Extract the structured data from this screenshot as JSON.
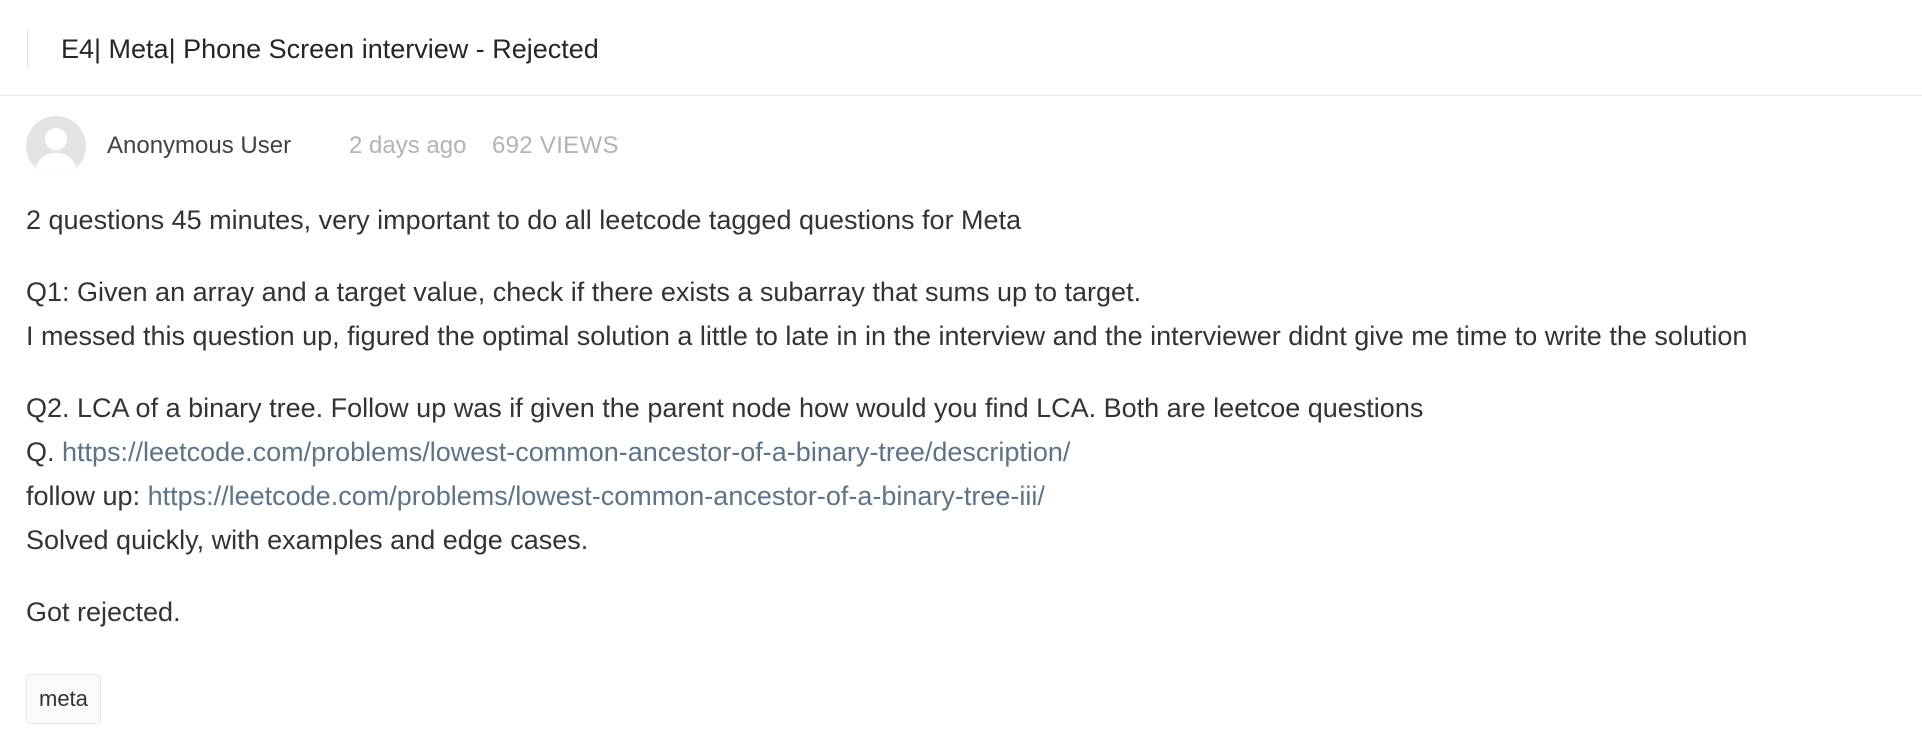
{
  "post": {
    "title": "E4| Meta| Phone Screen interview - Rejected",
    "author": "Anonymous User",
    "time": "2 days ago",
    "views": "692 VIEWS",
    "icons": {
      "avatar": "user-avatar-icon"
    }
  },
  "body": {
    "p1": "2 questions 45 minutes, very important to do all leetcode tagged questions for Meta",
    "p2_line1": "Q1: Given an array and a target value, check if there exists a subarray that sums up to target.",
    "p2_line2": "I messed this question up, figured the optimal solution a little to late in in the interview and the interviewer didnt give me time to write the solution",
    "p3_line1": "Q2. LCA of a binary tree. Follow up was if given the parent node how would you find LCA. Both are leetcoe questions",
    "p3_line2_prefix": "Q. ",
    "p3_link1": "https://leetcode.com/problems/lowest-common-ancestor-of-a-binary-tree/description/",
    "p3_line3_prefix": "follow up: ",
    "p3_link2": "https://leetcode.com/problems/lowest-common-ancestor-of-a-binary-tree-iii/",
    "p3_line4": "Solved quickly, with examples and edge cases.",
    "p4": "Got rejected."
  },
  "tags": [
    {
      "label": "meta"
    }
  ],
  "colors": {
    "link": "#5d7386",
    "muted": "#b3b3b3",
    "text": "#333333",
    "border": "#e8e8e8"
  }
}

Aim of the exercise
Your task is to repeat the data above exactly while excluding the pictures.

Exercise solution
Extract the structured data from this screenshot as JSON.
{
  "post": {
    "title": "E4| Meta| Phone Screen interview - Rejected",
    "author": "Anonymous User",
    "time": "2 days ago",
    "views": "692 VIEWS",
    "icons": {
      "avatar": "user-avatar-icon"
    }
  },
  "body": {
    "p1": "2 questions 45 minutes, very important to do all leetcode tagged questions for Meta",
    "p2_line1": "Q1: Given an array and a target value, check if there exists a subarray that sums up to target.",
    "p2_line2": "I messed this question up, figured the optimal solution a little to late in in the interview and the interviewer didnt give me time to write the solution",
    "p3_line1": "Q2. LCA of a binary tree. Follow up was if given the parent node how would you find LCA. Both are leetcoe questions",
    "p3_line2_prefix": "Q. ",
    "p3_link1": "https://leetcode.com/problems/lowest-common-ancestor-of-a-binary-tree/description/",
    "p3_line3_prefix": "follow up: ",
    "p3_link2": "https://leetcode.com/problems/lowest-common-ancestor-of-a-binary-tree-iii/",
    "p3_line4": "Solved quickly, with examples and edge cases.",
    "p4": "Got rejected."
  },
  "tags": [
    {
      "label": "meta"
    }
  ],
  "colors": {
    "link": "#5d7386",
    "muted": "#b3b3b3",
    "text": "#333333",
    "border": "#e8e8e8"
  }
}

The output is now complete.